* [Problem] Return each entry exactly, omitting nothing.

-- -- --

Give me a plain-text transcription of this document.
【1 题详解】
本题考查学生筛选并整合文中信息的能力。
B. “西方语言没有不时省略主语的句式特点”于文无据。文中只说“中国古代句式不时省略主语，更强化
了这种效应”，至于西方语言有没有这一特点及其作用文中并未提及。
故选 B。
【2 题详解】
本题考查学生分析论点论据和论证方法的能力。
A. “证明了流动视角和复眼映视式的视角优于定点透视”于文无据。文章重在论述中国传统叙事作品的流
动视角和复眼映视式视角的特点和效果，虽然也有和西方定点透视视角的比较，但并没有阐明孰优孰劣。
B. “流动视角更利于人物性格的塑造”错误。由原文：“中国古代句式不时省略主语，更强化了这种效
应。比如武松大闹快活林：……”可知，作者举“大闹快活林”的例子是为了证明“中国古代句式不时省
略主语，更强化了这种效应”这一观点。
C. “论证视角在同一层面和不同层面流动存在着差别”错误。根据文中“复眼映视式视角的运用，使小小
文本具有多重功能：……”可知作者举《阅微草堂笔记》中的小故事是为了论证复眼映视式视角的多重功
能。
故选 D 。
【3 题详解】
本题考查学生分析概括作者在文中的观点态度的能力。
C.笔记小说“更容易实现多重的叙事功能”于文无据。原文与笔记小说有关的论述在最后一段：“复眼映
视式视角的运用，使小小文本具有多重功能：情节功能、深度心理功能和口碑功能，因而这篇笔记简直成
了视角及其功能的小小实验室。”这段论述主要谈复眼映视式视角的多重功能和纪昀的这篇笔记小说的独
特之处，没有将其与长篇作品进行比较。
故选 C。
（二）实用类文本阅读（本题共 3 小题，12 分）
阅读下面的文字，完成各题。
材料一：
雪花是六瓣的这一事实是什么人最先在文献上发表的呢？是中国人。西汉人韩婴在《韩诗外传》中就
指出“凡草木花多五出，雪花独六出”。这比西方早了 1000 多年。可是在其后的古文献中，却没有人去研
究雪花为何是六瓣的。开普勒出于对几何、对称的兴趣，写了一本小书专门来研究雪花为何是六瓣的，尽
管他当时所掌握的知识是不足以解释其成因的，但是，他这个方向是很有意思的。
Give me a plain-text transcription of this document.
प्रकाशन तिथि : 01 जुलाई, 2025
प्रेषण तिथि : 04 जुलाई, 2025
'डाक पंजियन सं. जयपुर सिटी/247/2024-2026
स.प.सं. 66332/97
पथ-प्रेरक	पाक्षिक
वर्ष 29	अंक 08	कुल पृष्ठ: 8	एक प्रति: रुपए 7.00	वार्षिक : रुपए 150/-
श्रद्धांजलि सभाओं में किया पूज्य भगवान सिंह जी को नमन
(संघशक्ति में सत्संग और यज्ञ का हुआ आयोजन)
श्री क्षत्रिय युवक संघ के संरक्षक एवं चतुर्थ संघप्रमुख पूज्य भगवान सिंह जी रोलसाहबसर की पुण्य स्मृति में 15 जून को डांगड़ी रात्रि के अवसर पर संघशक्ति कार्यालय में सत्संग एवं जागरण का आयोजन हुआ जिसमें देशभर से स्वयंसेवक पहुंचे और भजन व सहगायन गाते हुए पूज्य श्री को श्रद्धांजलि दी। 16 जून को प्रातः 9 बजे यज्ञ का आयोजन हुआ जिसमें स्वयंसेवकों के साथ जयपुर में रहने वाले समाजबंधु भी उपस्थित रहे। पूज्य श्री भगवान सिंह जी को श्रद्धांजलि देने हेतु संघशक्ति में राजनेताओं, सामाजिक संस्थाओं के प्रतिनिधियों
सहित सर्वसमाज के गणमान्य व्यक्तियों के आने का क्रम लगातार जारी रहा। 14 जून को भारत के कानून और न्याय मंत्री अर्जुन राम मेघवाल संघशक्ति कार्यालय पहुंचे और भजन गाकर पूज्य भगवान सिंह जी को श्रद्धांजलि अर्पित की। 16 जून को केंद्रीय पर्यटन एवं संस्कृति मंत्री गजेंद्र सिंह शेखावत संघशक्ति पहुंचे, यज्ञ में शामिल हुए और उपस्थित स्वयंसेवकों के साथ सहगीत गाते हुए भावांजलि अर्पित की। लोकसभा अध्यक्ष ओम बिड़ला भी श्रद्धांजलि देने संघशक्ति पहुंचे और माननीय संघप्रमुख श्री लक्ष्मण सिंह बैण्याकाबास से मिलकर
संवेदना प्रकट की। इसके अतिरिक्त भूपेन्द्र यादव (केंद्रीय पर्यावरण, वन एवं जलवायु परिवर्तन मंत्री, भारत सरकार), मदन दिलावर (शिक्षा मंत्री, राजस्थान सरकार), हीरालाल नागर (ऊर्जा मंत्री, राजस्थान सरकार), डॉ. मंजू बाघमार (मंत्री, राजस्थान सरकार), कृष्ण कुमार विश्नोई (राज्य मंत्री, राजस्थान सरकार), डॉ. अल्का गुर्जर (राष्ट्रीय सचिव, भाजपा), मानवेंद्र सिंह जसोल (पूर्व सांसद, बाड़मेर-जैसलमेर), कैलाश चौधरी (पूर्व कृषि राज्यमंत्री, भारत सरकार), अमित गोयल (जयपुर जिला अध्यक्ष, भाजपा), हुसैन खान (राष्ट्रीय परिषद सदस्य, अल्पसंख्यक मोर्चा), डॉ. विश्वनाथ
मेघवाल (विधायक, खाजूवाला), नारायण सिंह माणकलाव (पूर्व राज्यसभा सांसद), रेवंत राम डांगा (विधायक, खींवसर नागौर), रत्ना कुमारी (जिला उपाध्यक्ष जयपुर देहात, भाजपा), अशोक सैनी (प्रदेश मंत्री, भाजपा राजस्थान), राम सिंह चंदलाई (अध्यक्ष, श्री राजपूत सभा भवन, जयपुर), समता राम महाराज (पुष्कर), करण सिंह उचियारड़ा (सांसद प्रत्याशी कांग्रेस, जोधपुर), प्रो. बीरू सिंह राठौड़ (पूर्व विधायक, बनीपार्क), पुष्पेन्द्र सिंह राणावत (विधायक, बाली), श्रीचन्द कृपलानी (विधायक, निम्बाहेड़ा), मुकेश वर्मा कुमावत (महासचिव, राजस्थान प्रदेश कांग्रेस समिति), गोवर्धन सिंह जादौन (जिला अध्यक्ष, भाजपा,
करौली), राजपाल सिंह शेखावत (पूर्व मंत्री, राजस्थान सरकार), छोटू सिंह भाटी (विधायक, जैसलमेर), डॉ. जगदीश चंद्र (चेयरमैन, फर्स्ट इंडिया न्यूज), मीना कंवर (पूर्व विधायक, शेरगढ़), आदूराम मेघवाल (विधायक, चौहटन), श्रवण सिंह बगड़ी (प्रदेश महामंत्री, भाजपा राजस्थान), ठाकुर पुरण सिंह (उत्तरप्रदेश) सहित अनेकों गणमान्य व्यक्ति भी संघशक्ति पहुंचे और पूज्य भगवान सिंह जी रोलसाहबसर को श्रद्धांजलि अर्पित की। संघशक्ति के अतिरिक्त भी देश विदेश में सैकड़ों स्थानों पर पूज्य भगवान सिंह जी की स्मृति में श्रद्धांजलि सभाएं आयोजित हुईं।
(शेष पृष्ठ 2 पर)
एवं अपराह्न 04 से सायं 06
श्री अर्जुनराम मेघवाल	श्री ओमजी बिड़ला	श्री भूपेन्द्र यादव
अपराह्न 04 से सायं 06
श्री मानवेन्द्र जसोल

-- -- --

* [Output of the exercise]
Give me a plain-text transcription of this document.
【1 题详解】
本题考查学生筛选并整合文中信息的能力。
B. “西方语言没有不时省略主语的句式特点”于文无据。文中只说“中国古代句式不时省略主语，更强化
了这种效应”，至于西方语言有没有这一特点及其作用文中并未提及。
故选 B。
【2 题详解】
本题考查学生分析论点论据和论证方法的能力。
A. “证明了流动视角和复眼映视式的视角优于定点透视”于文无据。文章重在论述中国传统叙事作品的流
动视角和复眼映视式视角的特点和效果，虽然也有和西方定点透视视角的比较，但并没有阐明孰优孰劣。
B. “流动视角更利于人物性格的塑造”错误。由原文：“中国古代句式不时省略主语，更强化了这种效
应。比如武松大闹快活林：……”可知，作者举“大闹快活林”的例子是为了证明“中国古代句式不时省
略主语，更强化了这种效应”这一观点。
C. “论证视角在同一层面和不同层面流动存在着差别”错误。根据文中“复眼映视式视角的运用，使小小
文本具有多重功能：……”可知作者举《阅微草堂笔记》中的小故事是为了论证复眼映视式视角的多重功
能。
故选 D 。
【3 题详解】
本题考查学生分析概括作者在文中的观点态度的能力。
C.笔记小说“更容易实现多重的叙事功能”于文无据。原文与笔记小说有关的论述在最后一段：“复眼映
视式视角的运用，使小小文本具有多重功能：情节功能、深度心理功能和口碑功能，因而这篇笔记简直成
了视角及其功能的小小实验室。”这段论述主要谈复眼映视式视角的多重功能和纪昀的这篇笔记小说的独
特之处，没有将其与长篇作品进行比较。
故选 C。
（二）实用类文本阅读（本题共 3 小题，12 分）
阅读下面的文字，完成各题。
材料一：
雪花是六瓣的这一事实是什么人最先在文献上发表的呢？是中国人。西汉人韩婴在《韩诗外传》中就
指出“凡草木花多五出，雪花独六出”。这比西方早了 1000 多年。可是在其后的古文献中，却没有人去研
究雪花为何是六瓣的。开普勒出于对几何、对称的兴趣，写了一本小书专门来研究雪花为何是六瓣的，尽
管他当时所掌握的知识是不足以解释其成因的，但是，他这个方向是很有意思的。
Give me a plain-text transcription of this document.
प्रकाशन तिथि : 01 जुलाई, 2025
प्रेषण तिथि : 04 जुलाई, 2025
'डाक पंजियन सं. जयपुर सिटी/247/2024-2026
स.प.सं. 66332/97
पथ-प्रेरक	पाक्षिक
वर्ष 29	अंक 08	कुल पृष्ठ: 8	एक प्रति: रुपए 7.00	वार्षिक : रुपए 150/-
श्रद्धांजलि सभाओं में किया पूज्य भगवान सिंह जी को नमन
(संघशक्ति में सत्संग और यज्ञ का हुआ आयोजन)
श्री क्षत्रिय युवक संघ के संरक्षक एवं चतुर्थ संघप्रमुख पूज्य भगवान सिंह जी रोलसाहबसर की पुण्य स्मृति में 15 जून को डांगड़ी रात्रि के अवसर पर संघशक्ति कार्यालय में सत्संग एवं जागरण का आयोजन हुआ जिसमें देशभर से स्वयंसेवक पहुंचे और भजन व सहगायन गाते हुए पूज्य श्री को श्रद्धांजलि दी। 16 जून को प्रातः 9 बजे यज्ञ का आयोजन हुआ जिसमें स्वयंसेवकों के साथ जयपुर में रहने वाले समाजबंधु भी उपस्थित रहे। पूज्य श्री भगवान सिंह जी को श्रद्धांजलि देने हेतु संघशक्ति में राजनेताओं, सामाजिक संस्थाओं के प्रतिनिधियों
सहित सर्वसमाज के गणमान्य व्यक्तियों के आने का क्रम लगातार जारी रहा। 14 जून को भारत के कानून और न्याय मंत्री अर्जुन राम मेघवाल संघशक्ति कार्यालय पहुंचे और भजन गाकर पूज्य भगवान सिंह जी को श्रद्धांजलि अर्पित की। 16 जून को केंद्रीय पर्यटन एवं संस्कृति मंत्री गजेंद्र सिंह शेखावत संघशक्ति पहुंचे, यज्ञ में शामिल हुए और उपस्थित स्वयंसेवकों के साथ सहगीत गाते हुए भावांजलि अर्पित की। लोकसभा अध्यक्ष ओम बिड़ला भी श्रद्धांजलि देने संघशक्ति पहुंचे और माननीय संघप्रमुख श्री लक्ष्मण सिंह बैण्याकाबास से मिलकर
संवेदना प्रकट की। इसके अतिरिक्त भूपेन्द्र यादव (केंद्रीय पर्यावरण, वन एवं जलवायु परिवर्तन मंत्री, भारत सरकार), मदन दिलावर (शिक्षा मंत्री, राजस्थान सरकार), हीरालाल नागर (ऊर्जा मंत्री, राजस्थान सरकार), डॉ. मंजू बाघमार (मंत्री, राजस्थान सरकार), कृष्ण कुमार विश्नोई (राज्य मंत्री, राजस्थान सरकार), डॉ. अल्का गुर्जर (राष्ट्रीय सचिव, भाजपा), मानवेंद्र सिंह जसोल (पूर्व सांसद, बाड़मेर-जैसलमेर), कैलाश चौधरी (पूर्व कृषि राज्यमंत्री, भारत सरकार), अमित गोयल (जयपुर जिला अध्यक्ष, भाजपा), हुसैन खान (राष्ट्रीय परिषद सदस्य, अल्पसंख्यक मोर्चा), डॉ. विश्वनाथ
मेघवाल (विधायक, खाजूवाला), नारायण सिंह माणकलाव (पूर्व राज्यसभा सांसद), रेवंत राम डांगा (विधायक, खींवसर नागौर), रत्ना कुमारी (जिला उपाध्यक्ष जयपुर देहात, भाजपा), अशोक सैनी (प्रदेश मंत्री, भाजपा राजस्थान), राम सिंह चंदलाई (अध्यक्ष, श्री राजपूत सभा भवन, जयपुर), समता राम महाराज (पुष्कर), करण सिंह उचियारड़ा (सांसद प्रत्याशी कांग्रेस, जोधपुर), प्रो. बीरू सिंह राठौड़ (पूर्व विधायक, बनीपार्क), पुष्पेन्द्र सिंह राणावत (विधायक, बाली), श्रीचन्द कृपलानी (विधायक, निम्बाहेड़ा), मुकेश वर्मा कुमावत (महासचिव, राजस्थान प्रदेश कांग्रेस समिति), गोवर्धन सिंह जादौन (जिला अध्यक्ष, भाजपा,
करौली), राजपाल सिंह शेखावत (पूर्व मंत्री, राजस्थान सरकार), छोटू सिंह भाटी (विधायक, जैसलमेर), डॉ. जगदीश चंद्र (चेयरमैन, फर्स्ट इंडिया न्यूज), मीना कंवर (पूर्व विधायक, शेरगढ़), आदूराम मेघवाल (विधायक, चौहटन), श्रवण सिंह बगड़ी (प्रदेश महामंत्री, भाजपा राजस्थान), ठाकुर पुरण सिंह (उत्तरप्रदेश) सहित अनेकों गणमान्य व्यक्ति भी संघशक्ति पहुंचे और पूज्य भगवान सिंह जी रोलसाहबसर को श्रद्धांजलि अर्पित की। संघशक्ति के अतिरिक्त भी देश विदेश में सैकड़ों स्थानों पर पूज्य भगवान सिंह जी की स्मृति में श्रद्धांजलि सभाएं आयोजित हुईं।
(शेष पृष्ठ 2 पर)
एवं अपराह्न 04 से सायं 06
श्री अर्जुनराम मेघवाल	श्री ओमजी बिड़ला	श्री भूपेन्द्र यादव
अपराह्न 04 से सायं 06
श्री मानवेन्द्र जसोल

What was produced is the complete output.